> _D'APRÈS LES INFORMATIONS_
• 1. Selon l'extrait sur la rivière Châteauguay, quelle amende un habitant encourt-il lors d'une première offense s'il ne reçoit pas les miliciens ?
• 2. Reprenez l'extrait sur la rivière Châteauguay là où il s'arrête.

> _EXTRAIT CHOISI_
===============
Le Gué Morrison se trouvait sur un des coudes de la rivière Châteauguay qui, à cet endroit, s’éloignait du chemin de charroi et permettait de traverser rapidement la rivière.

Lorsque les casernes sont bondées, on loge les miliciens dans les maisons des habitants. La loi oblige ces derniers à les recevoir sous peine d’une amende de 20 chellins pour une première offense, et une amende de 5 livres ou une peine d’emprisonnement n’excédant pas 15 jours en cas de récidive.

À l’époque, les principales caractéristiques d’une maison d’habitant se résument à celles-ci : les planchers sont de bois, la cheminée est placée au centre de la maison et une division sépare la cuisine de la grande salle dotée de petites chambres à coucher à ses extrémités.
===============
> _JEU DE DONNÉES_

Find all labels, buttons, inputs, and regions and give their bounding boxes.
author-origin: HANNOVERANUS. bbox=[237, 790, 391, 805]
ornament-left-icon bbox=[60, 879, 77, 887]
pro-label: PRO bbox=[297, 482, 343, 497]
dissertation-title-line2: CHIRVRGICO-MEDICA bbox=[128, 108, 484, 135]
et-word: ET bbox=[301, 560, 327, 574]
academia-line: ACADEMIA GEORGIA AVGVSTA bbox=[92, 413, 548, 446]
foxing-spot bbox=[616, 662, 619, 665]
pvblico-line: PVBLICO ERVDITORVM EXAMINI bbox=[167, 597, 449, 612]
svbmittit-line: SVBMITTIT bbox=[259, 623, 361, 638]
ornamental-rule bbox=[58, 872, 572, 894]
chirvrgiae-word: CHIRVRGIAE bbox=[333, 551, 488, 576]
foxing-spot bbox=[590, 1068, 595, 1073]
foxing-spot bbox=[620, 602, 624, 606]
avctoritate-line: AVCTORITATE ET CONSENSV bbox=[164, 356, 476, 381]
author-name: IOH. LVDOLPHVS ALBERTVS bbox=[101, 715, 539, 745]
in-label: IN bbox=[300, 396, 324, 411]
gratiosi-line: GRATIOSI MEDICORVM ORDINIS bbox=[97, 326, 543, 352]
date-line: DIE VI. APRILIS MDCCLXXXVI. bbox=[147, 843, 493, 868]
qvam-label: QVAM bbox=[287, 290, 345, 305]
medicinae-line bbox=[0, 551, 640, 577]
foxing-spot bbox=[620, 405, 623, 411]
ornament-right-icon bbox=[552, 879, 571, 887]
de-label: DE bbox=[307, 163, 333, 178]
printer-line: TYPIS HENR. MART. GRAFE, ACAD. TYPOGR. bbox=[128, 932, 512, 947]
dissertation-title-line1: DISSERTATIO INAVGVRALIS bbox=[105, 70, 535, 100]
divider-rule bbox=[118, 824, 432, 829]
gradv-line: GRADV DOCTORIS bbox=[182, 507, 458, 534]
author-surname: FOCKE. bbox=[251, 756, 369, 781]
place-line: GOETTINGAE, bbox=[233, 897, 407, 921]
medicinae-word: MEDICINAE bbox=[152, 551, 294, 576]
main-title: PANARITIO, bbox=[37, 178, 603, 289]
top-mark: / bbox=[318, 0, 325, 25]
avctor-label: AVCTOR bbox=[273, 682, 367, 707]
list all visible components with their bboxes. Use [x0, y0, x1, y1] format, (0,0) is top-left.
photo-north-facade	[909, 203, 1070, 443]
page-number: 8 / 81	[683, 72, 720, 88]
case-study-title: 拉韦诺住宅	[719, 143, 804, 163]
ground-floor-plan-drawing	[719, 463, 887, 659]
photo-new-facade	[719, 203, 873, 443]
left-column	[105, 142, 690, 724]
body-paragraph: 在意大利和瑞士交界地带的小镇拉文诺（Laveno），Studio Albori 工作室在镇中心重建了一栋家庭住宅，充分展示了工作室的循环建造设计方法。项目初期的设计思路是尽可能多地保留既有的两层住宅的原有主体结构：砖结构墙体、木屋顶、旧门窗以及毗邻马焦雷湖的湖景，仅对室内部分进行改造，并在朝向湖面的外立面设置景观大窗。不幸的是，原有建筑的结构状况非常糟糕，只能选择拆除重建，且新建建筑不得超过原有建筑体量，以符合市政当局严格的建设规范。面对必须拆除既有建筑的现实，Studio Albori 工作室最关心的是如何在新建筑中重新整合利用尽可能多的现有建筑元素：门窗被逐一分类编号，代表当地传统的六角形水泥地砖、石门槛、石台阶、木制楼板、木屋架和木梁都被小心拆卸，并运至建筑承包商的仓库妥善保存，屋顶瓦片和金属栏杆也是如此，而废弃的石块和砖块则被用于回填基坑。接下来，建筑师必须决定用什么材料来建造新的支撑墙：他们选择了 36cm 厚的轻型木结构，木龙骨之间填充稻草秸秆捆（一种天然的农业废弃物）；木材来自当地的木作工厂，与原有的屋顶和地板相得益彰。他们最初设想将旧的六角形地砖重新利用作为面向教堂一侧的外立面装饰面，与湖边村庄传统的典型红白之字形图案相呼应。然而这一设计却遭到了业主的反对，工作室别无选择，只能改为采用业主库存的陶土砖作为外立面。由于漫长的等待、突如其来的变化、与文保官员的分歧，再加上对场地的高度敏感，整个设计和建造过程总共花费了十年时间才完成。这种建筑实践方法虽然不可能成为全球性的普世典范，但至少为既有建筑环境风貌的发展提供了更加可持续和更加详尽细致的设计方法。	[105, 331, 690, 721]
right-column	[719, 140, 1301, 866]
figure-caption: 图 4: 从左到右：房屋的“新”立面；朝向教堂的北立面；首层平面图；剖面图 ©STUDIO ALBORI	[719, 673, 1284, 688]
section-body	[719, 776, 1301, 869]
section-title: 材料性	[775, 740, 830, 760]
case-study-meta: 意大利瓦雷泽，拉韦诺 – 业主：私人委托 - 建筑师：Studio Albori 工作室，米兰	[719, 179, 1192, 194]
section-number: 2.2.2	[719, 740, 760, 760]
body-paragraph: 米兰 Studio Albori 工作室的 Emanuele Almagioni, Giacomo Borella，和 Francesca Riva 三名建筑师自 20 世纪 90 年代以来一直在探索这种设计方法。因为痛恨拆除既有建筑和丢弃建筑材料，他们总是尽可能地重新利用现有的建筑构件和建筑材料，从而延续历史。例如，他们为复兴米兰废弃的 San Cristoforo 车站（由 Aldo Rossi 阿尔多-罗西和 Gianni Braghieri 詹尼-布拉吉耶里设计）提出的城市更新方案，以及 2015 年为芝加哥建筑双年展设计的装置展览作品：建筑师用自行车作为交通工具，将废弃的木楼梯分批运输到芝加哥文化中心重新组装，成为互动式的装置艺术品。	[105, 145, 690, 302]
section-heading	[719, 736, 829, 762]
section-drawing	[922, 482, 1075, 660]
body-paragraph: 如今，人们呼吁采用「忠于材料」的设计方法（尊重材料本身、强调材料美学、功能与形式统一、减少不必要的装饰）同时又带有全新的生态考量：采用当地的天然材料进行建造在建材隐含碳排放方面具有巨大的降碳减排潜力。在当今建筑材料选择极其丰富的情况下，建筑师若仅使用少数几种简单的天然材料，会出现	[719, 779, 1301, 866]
===============
> _RÉPONSES NUMÉROTÉES_
• 1. Une amende de 20 chellins.

• 2.
On raconte que plusieurs propriétaires occupant les rives de la Châteauguay ont dû tolérer la présence d’un bon nombre de soldats dans leur demeure. Souvent, la classe bourgeoise (notaire, avocat, médecin, etc.) donnait préséance aux officiers, surtout à ceux déjà connus de la famille. Aussi, certains habitants pouvaient-ils louer leur maison pour tenir lieu de logement ou de corps de garde.

Aujourd’hui, il est encore possible de repérer quelques maisons existantes au moment de la bataille. Il est toutefois difficile d’établir avec certitude lesquelles ont servi aux fins décrites plus haut.